**Zu erledigende Aufgaben:**
1. An welcher Universität hat Ella Blumentrath laut dem Interview zur Candidate Experience studiert?
2. Bitte führe das Interview zur Candidate Experience nach Ella Blumentraths letzter gezeigter Antwort weiter.

── Gezeigter Textauszug ──

Candidate Experience – Essenz des Recruitings

Vor einiger Zeit wurden wir von Ella Blumentrath, Studentin des „Management of People“ an der University of Southern Denmark in Odense für ein Interview zu ihrer Masterarbeit kontaktiert, deren Thema die Candidate Experience ist. Der genaue Titel lautet: „The Candidate in the Centre of Attention in Recruitment and Selection Processes: Key Factors of the Candidate Experience“.

Nun ist die Arbeit fertig und Ella hat ihren Master in der Tasche. Zeit für uns, sie kurz zu den Ergebnissen zu befragen, denn es kann über dieses Thema nicht genug geschrieben werden. Es ist, unserer Meinung nach, das A und O des Recruitings.

EllaSEUBERT HR: Liebe Ella, Danke, dass Du Dir die Zeit nimmst nun Deinerseits für ein Interview für die Leser unseres Blogs zur Verfügung zu stehen. Vielleicht kurz vorab aus Neugier: wie kam es dazu, dass Du gerade den Studiengang „Management of People“ in Odense ausgewählt hast?

Ella Blumentrath: Ich wollte meinen Master gerne auf Englisch machen und Dänemark ist ein tolles Land zum Studieren und Leben, zum Beispiel geht es nicht ums reine Auswendiglernen von Lernstoff, sondern um die Anwendung von Wissen und man lernt in einem internationalen Umfeld. Wenn man sich dort für einen Master in Wirtschaftswissenschaften bewirbt, kann man seinen Schwerpunkt wählen und ich habe mich für „Management of People“ entschieden, weil mich die Kurse interessiert haben und ich gerne im Personalbereich arbeiten möchte.

───
── Bereitgestellte Daten ──

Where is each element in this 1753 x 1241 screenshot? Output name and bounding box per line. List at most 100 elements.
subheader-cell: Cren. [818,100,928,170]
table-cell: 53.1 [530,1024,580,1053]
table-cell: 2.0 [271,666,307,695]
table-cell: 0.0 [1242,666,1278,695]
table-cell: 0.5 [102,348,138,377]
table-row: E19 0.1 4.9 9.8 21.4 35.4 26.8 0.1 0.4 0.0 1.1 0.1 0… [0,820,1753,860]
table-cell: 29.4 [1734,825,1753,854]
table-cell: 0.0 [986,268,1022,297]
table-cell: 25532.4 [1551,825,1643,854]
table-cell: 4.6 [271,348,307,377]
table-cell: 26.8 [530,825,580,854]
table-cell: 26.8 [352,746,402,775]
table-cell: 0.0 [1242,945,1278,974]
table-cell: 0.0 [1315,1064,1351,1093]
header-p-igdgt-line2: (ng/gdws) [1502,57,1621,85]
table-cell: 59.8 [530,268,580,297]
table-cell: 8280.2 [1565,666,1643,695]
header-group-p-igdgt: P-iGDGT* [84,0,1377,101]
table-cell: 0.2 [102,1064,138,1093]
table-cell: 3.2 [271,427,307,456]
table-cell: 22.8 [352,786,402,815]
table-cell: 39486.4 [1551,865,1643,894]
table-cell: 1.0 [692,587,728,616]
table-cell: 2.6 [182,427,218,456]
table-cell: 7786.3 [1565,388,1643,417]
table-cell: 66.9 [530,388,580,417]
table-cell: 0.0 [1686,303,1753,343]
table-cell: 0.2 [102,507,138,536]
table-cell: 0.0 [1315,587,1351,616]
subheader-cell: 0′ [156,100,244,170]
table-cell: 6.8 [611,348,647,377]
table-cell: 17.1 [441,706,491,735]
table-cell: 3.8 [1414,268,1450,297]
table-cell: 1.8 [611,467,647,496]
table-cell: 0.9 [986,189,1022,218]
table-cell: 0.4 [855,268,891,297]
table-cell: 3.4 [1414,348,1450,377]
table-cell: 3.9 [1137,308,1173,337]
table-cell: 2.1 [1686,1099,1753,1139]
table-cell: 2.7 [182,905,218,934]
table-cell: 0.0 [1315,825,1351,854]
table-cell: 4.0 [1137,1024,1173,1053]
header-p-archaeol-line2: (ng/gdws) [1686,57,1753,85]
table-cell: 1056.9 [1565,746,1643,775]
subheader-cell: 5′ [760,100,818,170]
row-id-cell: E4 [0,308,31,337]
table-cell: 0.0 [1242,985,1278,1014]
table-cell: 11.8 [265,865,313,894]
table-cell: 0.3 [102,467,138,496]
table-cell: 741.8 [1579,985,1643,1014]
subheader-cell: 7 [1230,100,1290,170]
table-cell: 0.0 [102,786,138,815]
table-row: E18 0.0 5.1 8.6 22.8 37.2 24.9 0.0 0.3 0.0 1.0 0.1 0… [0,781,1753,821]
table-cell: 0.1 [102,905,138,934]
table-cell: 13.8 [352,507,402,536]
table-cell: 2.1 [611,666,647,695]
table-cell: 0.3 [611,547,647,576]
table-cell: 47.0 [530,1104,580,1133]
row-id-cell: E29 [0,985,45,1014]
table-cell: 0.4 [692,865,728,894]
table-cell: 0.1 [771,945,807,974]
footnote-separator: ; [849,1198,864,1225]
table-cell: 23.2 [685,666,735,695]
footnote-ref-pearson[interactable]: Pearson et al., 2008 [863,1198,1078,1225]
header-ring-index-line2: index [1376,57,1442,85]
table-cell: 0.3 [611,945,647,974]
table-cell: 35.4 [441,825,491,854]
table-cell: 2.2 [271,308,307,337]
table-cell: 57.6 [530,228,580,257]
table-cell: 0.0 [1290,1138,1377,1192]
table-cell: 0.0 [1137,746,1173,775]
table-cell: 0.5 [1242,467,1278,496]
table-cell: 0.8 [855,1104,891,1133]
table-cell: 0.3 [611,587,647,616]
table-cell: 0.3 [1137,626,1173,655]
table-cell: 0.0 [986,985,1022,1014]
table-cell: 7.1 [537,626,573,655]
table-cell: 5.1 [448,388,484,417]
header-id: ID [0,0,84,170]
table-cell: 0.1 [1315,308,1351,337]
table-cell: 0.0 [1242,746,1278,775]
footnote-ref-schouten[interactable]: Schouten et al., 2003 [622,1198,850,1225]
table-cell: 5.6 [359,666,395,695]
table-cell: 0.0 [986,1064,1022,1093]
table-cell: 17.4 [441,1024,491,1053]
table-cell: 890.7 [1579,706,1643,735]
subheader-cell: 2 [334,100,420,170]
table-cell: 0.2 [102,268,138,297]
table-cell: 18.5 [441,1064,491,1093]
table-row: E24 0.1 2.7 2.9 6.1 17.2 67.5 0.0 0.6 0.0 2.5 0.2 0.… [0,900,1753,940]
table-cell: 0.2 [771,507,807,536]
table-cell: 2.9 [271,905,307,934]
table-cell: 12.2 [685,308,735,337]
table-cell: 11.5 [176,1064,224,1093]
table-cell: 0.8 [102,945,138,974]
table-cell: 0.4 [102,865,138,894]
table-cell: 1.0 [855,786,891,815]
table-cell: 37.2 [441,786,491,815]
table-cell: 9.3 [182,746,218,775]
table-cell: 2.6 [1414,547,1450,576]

───

**Die Antworten:**
1. An der University of Southern Denmark in Odense.

2.
SEUBERT HR: Und wie wurde die Idee zu einer Masterarbeit über Candidate Experience geboren?

Ella Blumentrath: Ich habe mich hier in Hamburg nach Unternehmen umgeschaut, die Interesse an einer Kooperation bezüglich einer Masterarbeit haben, damit meine Arbeit einen praktischen Bezug hat und nicht nur in den Regalen meiner Uni verstaubt. So bin ich auf HR Puls GmbH gestoßen. Wir haben uns schnell auf dieses Thema geeinigt, da es für mich spannend war, über ein Thema zu schreiben, das im Kommen ist und immer relevanter wird. Ich hatte großen Gestaltungsspielraum bezüglich der Ausarbeitung des Themas, was viel Spaß gebracht hat.

SEUBERT HR: Erläutere uns doch bitte kurz die Zielsetzung Deiner Arbeit und Deine Vorgehensweise.

Ella Blumentrath: Der grundlegende Gedanke war, herauszufinden, wie man die Candidate Experience verbessern kann, da es in vielen Unternehmen noch große Verbesserungspotenziale gibt. Dafür habe ich mich mit den Faktoren, die die Candidate Experience beeinflussen, beschäftigt. Ziel der Arbeit war also die Schlüsselfaktoren zusammenzufassen und Empfehlungen zu formulieren. Zuerst habe ich die Literatur nach Faktoren untersucht, die als relevant angesehen werden. Anschließend habe ich in meinem empirischen Teil Interviews mit Bewerbern und Recruitern geführt um die theoretisch entwickelten Faktoren in der Praxis zu untersuchen. Dabei habe ich die Critical Incident Technique angewandt, die nach besonders kritischen Ereignissen fragt. In diesem Fall ging es um positive und negative Erfahrungen der Bewerber in Bewerbungsprozessen. Die Interviews wurden dann ausgewertet und ich konnte zahlreiche Empfehlungen treffen.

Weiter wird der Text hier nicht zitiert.